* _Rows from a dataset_
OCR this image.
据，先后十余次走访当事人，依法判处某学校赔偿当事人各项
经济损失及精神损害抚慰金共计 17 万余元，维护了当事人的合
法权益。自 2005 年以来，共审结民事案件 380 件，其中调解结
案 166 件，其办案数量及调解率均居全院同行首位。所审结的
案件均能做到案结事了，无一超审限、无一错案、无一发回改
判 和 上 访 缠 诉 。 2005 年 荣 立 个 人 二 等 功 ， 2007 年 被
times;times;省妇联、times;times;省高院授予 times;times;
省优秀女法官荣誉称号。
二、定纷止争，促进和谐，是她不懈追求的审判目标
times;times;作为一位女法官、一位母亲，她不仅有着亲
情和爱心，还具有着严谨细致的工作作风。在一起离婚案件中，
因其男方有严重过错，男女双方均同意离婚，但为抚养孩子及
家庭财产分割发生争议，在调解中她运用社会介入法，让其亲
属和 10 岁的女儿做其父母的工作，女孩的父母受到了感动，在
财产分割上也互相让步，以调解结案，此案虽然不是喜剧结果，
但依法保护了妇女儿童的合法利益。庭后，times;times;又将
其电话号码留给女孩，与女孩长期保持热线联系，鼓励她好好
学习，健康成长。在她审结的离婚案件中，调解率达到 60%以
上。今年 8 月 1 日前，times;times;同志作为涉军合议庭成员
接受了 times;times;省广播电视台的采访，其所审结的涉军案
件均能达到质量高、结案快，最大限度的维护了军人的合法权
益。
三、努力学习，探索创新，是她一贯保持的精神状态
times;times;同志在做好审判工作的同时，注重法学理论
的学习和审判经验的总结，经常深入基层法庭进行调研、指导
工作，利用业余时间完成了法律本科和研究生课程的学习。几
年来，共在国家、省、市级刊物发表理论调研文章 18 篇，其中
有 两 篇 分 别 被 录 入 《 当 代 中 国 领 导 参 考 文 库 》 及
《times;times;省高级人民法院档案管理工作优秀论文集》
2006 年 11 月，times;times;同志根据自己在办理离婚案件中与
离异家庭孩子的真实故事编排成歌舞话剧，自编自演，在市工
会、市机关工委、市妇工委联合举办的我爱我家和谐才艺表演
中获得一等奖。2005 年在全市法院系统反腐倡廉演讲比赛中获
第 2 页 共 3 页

* _TASK INSTRUCTIONS_
The records above need to be transcribed in full. Keep every character unchanged.

* _ANSWER TO THIS EXERCISE_
OCR this image.
据，先后十余次走访当事人，依法判处某学校赔偿当事人各项
经济损失及精神损害抚慰金共计 17 万余元，维护了当事人的合
法权益。自 2005 年以来，共审结民事案件 380 件，其中调解结
案 166 件，其办案数量及调解率均居全院同行首位。所审结的
案件均能做到案结事了，无一超审限、无一错案、无一发回改
判 和 上 访 缠 诉 。 2005 年 荣 立 个 人 二 等 功 ， 2007 年 被
times;times;省妇联、times;times;省高院授予 times;times;
省优秀女法官荣誉称号。
二、定纷止争，促进和谐，是她不懈追求的审判目标
times;times;作为一位女法官、一位母亲，她不仅有着亲
情和爱心，还具有着严谨细致的工作作风。在一起离婚案件中，
因其男方有严重过错，男女双方均同意离婚，但为抚养孩子及
家庭财产分割发生争议，在调解中她运用社会介入法，让其亲
属和 10 岁的女儿做其父母的工作，女孩的父母受到了感动，在
财产分割上也互相让步，以调解结案，此案虽然不是喜剧结果，
但依法保护了妇女儿童的合法利益。庭后，times;times;又将
其电话号码留给女孩，与女孩长期保持热线联系，鼓励她好好
学习，健康成长。在她审结的离婚案件中，调解率达到 60%以
上。今年 8 月 1 日前，times;times;同志作为涉军合议庭成员
接受了 times;times;省广播电视台的采访，其所审结的涉军案
件均能达到质量高、结案快，最大限度的维护了军人的合法权
益。
三、努力学习，探索创新，是她一贯保持的精神状态
times;times;同志在做好审判工作的同时，注重法学理论
的学习和审判经验的总结，经常深入基层法庭进行调研、指导
工作，利用业余时间完成了法律本科和研究生课程的学习。几
年来，共在国家、省、市级刊物发表理论调研文章 18 篇，其中
有 两 篇 分 别 被 录 入 《 当 代 中 国 领 导 参 考 文 库 》 及
《times;times;省高级人民法院档案管理工作优秀论文集》
2006 年 11 月，times;times;同志根据自己在办理离婚案件中与
离异家庭孩子的真实故事编排成歌舞话剧，自编自演，在市工
会、市机关工委、市妇工委联合举办的我爱我家和谐才艺表演
中获得一等奖。2005 年在全市法院系统反腐倡廉演讲比赛中获
第 2 页 共 3 页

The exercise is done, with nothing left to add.